TASK MATERIAL:

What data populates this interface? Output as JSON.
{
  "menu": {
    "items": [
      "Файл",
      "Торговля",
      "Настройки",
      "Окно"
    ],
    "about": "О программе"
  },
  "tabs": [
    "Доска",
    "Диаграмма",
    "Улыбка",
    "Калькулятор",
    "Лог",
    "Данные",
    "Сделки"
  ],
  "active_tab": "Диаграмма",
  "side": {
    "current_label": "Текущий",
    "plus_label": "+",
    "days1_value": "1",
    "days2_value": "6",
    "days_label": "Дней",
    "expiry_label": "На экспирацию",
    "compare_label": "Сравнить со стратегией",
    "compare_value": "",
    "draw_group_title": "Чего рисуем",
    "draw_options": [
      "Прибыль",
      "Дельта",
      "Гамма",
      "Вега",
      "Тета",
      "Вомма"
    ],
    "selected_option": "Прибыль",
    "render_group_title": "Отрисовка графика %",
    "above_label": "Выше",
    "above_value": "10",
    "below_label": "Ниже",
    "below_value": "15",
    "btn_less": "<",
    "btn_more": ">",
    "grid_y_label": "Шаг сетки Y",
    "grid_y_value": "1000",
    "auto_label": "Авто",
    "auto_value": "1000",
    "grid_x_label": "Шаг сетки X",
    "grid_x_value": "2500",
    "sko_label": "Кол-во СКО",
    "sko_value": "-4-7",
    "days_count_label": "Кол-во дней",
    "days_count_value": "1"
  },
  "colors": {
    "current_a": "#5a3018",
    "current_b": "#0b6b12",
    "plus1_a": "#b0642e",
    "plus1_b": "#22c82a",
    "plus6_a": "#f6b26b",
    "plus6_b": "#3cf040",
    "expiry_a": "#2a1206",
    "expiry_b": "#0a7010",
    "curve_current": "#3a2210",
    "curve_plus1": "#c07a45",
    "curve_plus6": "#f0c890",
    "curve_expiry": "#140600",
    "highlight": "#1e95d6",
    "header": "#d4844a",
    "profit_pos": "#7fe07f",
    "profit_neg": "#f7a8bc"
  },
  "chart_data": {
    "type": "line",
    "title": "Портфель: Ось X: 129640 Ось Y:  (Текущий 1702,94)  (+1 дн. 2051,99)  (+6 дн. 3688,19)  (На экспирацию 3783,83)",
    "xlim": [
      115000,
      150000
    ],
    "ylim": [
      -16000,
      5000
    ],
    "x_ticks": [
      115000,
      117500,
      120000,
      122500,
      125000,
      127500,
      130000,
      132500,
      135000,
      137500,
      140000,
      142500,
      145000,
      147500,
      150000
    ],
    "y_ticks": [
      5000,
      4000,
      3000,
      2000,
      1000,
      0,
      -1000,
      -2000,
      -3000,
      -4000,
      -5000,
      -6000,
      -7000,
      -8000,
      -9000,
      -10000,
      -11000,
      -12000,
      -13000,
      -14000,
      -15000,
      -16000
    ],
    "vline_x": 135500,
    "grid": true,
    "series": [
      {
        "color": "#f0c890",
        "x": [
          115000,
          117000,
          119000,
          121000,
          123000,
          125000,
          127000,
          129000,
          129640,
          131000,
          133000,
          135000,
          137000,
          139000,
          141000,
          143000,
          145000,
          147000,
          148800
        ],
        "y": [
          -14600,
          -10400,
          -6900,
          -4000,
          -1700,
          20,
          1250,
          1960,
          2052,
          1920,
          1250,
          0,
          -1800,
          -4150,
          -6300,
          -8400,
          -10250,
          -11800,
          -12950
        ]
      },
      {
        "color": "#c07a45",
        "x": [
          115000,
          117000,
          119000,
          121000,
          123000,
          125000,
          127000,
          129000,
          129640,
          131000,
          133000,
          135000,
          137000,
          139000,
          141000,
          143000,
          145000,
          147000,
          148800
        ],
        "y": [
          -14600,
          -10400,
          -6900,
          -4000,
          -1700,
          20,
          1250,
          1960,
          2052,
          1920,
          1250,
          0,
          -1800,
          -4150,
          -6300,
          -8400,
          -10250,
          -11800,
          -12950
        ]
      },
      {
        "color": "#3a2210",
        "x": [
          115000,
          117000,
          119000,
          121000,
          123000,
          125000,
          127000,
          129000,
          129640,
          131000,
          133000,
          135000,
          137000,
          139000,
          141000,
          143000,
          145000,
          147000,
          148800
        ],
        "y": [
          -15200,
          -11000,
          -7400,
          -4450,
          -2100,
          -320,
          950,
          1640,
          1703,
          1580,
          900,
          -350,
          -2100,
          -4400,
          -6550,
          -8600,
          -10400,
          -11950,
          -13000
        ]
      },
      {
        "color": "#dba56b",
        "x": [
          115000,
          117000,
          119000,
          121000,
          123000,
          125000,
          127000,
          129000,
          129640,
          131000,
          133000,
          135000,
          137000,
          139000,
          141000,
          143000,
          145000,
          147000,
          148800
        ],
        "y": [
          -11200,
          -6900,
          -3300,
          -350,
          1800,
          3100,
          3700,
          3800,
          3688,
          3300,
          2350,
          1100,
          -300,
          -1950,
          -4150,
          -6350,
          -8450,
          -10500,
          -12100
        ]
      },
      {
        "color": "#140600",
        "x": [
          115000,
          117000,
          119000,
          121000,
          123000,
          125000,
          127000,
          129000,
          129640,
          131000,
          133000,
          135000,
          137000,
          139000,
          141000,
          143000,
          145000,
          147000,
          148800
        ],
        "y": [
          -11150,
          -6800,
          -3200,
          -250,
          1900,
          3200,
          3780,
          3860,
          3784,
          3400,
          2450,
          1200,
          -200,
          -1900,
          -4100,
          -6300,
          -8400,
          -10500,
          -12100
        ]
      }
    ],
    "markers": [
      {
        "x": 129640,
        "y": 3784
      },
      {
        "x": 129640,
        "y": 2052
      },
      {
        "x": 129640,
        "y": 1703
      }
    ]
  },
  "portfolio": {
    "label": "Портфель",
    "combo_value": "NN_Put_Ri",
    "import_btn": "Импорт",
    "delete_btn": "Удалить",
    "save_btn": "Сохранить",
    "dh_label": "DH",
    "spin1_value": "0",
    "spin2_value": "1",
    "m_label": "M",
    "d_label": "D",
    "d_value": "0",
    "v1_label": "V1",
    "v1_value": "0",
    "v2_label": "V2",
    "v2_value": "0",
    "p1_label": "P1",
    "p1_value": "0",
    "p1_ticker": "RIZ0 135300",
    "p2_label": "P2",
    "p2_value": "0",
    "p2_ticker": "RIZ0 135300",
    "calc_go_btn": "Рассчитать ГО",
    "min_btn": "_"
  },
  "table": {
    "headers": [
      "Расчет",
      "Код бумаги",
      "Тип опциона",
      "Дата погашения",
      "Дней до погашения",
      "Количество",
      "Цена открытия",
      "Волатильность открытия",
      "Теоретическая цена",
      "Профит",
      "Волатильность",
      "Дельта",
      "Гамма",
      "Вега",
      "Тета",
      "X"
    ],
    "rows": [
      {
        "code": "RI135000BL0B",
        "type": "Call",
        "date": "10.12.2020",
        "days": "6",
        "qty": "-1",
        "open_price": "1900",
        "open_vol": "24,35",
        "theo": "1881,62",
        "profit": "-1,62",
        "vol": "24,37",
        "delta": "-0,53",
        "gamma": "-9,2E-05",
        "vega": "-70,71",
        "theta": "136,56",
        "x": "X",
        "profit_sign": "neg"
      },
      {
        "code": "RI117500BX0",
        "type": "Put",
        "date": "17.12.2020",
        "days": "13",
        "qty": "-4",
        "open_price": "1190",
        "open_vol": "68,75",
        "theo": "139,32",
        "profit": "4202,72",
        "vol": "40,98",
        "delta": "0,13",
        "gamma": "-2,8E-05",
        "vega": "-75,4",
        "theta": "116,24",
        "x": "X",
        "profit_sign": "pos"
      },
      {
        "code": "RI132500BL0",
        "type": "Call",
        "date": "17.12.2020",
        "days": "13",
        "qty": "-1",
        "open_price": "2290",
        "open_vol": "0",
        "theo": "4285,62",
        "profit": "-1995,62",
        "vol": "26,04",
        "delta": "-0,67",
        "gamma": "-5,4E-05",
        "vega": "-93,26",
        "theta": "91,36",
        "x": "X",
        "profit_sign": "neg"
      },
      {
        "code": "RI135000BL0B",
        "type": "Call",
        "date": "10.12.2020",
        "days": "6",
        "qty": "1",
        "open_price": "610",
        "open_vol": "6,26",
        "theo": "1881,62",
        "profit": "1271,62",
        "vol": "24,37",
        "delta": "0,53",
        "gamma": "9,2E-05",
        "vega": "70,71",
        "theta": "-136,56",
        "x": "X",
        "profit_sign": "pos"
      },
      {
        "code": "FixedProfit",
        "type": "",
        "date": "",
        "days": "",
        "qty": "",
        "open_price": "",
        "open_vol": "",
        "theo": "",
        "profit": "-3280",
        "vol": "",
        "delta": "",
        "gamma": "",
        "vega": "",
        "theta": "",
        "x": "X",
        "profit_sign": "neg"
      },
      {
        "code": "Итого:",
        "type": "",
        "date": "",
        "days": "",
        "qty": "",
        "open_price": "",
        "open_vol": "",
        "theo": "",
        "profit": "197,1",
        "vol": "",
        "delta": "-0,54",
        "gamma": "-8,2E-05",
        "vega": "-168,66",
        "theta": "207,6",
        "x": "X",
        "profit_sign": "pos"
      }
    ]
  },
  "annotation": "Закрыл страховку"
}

WORK TO DO:
Find the word "delta" in the data and show each line that holds it.

TASK RESPONSE:
        "delta": "-0,53",
        "delta": "0,13",
        "delta": "-0,67",
        "delta": "0,53",
        "delta": "",
        "delta": "-0,54",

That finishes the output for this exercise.